=== Goal ===
Reproduce all records exactly.

Data for this task start

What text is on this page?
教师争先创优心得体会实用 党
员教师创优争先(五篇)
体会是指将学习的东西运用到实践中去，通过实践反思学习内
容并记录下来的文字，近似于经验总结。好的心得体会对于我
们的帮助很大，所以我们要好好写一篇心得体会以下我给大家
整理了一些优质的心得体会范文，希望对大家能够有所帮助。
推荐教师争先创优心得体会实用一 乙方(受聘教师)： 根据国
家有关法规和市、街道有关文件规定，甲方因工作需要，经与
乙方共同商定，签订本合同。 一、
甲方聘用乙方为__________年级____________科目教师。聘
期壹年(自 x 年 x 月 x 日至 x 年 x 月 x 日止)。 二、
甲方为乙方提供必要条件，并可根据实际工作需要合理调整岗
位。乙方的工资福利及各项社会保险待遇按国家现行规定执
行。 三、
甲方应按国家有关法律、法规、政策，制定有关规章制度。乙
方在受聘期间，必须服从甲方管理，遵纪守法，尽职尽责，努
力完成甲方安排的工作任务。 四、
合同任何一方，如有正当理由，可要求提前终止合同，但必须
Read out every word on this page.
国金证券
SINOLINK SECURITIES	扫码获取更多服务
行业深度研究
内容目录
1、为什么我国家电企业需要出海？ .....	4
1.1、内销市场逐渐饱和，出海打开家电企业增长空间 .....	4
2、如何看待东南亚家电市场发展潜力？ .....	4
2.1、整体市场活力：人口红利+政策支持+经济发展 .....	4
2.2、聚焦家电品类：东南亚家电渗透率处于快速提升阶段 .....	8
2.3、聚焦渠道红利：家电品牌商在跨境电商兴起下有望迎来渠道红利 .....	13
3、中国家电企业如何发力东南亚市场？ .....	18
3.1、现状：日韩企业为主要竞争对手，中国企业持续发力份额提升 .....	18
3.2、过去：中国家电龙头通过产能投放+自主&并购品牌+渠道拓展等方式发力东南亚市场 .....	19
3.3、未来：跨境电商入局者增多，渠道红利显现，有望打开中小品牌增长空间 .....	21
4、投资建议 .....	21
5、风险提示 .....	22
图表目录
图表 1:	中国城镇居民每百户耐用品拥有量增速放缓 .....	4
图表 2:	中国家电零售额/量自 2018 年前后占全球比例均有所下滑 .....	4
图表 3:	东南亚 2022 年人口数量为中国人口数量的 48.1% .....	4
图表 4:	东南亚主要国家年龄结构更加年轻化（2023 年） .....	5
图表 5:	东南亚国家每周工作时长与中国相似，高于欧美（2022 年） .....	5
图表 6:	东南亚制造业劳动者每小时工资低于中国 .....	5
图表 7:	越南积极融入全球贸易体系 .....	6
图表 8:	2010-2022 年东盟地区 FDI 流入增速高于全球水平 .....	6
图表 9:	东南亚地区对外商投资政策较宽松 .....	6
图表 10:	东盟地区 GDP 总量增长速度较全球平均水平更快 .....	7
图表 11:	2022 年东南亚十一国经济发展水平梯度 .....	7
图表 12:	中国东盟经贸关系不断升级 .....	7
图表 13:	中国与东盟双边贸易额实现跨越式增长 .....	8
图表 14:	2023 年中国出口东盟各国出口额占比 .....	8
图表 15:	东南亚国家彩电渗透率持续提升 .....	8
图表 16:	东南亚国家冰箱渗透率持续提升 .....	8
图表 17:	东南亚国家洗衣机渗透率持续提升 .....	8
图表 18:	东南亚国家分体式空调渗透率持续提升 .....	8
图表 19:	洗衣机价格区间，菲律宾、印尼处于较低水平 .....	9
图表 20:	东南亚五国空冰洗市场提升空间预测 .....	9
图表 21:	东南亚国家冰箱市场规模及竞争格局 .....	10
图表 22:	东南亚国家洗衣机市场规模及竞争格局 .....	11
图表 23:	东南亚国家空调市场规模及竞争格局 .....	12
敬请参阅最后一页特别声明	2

Data for this task end

=== Response to this task ===
What text is on this page?
教师争先创优心得体会实用 党
员教师创优争先(五篇)
体会是指将学习的东西运用到实践中去，通过实践反思学习内
容并记录下来的文字，近似于经验总结。好的心得体会对于我
们的帮助很大，所以我们要好好写一篇心得体会以下我给大家
整理了一些优质的心得体会范文，希望对大家能够有所帮助。
推荐教师争先创优心得体会实用一 乙方(受聘教师)： 根据国
家有关法规和市、街道有关文件规定，甲方因工作需要，经与
乙方共同商定，签订本合同。 一、
甲方聘用乙方为__________年级____________科目教师。聘
期壹年(自 x 年 x 月 x 日至 x 年 x 月 x 日止)。 二、
甲方为乙方提供必要条件，并可根据实际工作需要合理调整岗
位。乙方的工资福利及各项社会保险待遇按国家现行规定执
行。 三、
甲方应按国家有关法律、法规、政策，制定有关规章制度。乙
方在受聘期间，必须服从甲方管理，遵纪守法，尽职尽责，努
力完成甲方安排的工作任务。 四、
合同任何一方，如有正当理由，可要求提前终止合同，但必须
Read out every word on this page.
国金证券
SINOLINK SECURITIES	扫码获取更多服务
行业深度研究
内容目录
1、为什么我国家电企业需要出海？ .....	4
1.1、内销市场逐渐饱和，出海打开家电企业增长空间 .....	4
2、如何看待东南亚家电市场发展潜力？ .....	4
2.1、整体市场活力：人口红利+政策支持+经济发展 .....	4
2.2、聚焦家电品类：东南亚家电渗透率处于快速提升阶段 .....	8
2.3、聚焦渠道红利：家电品牌商在跨境电商兴起下有望迎来渠道红利 .....	13
3、中国家电企业如何发力东南亚市场？ .....	18
3.1、现状：日韩企业为主要竞争对手，中国企业持续发力份额提升 .....	18
3.2、过去：中国家电龙头通过产能投放+自主&并购品牌+渠道拓展等方式发力东南亚市场 .....	19
3.3、未来：跨境电商入局者增多，渠道红利显现，有望打开中小品牌增长空间 .....	21
4、投资建议 .....	21
5、风险提示 .....	22
图表目录
图表 1:	中国城镇居民每百户耐用品拥有量增速放缓 .....	4
图表 2:	中国家电零售额/量自 2018 年前后占全球比例均有所下滑 .....	4
图表 3:	东南亚 2022 年人口数量为中国人口数量的 48.1% .....	4
图表 4:	东南亚主要国家年龄结构更加年轻化（2023 年） .....	5
图表 5:	东南亚国家每周工作时长与中国相似，高于欧美（2022 年） .....	5
图表 6:	东南亚制造业劳动者每小时工资低于中国 .....	5
图表 7:	越南积极融入全球贸易体系 .....	6
图表 8:	2010-2022 年东盟地区 FDI 流入增速高于全球水平 .....	6
图表 9:	东南亚地区对外商投资政策较宽松 .....	6
图表 10:	东盟地区 GDP 总量增长速度较全球平均水平更快 .....	7
图表 11:	2022 年东南亚十一国经济发展水平梯度 .....	7
图表 12:	中国东盟经贸关系不断升级 .....	7
图表 13:	中国与东盟双边贸易额实现跨越式增长 .....	8
图表 14:	2023 年中国出口东盟各国出口额占比 .....	8
图表 15:	东南亚国家彩电渗透率持续提升 .....	8
图表 16:	东南亚国家冰箱渗透率持续提升 .....	8
图表 17:	东南亚国家洗衣机渗透率持续提升 .....	8
图表 18:	东南亚国家分体式空调渗透率持续提升 .....	8
图表 19:	洗衣机价格区间，菲律宾、印尼处于较低水平 .....	9
图表 20:	东南亚五国空冰洗市场提升空间预测 .....	9
图表 21:	东南亚国家冰箱市场规模及竞争格局 .....	10
图表 22:	东南亚国家洗衣机市场规模及竞争格局 .....	11
图表 23:	东南亚国家空调市场规模及竞争格局 .....	12
敬请参阅最后一页特别声明	2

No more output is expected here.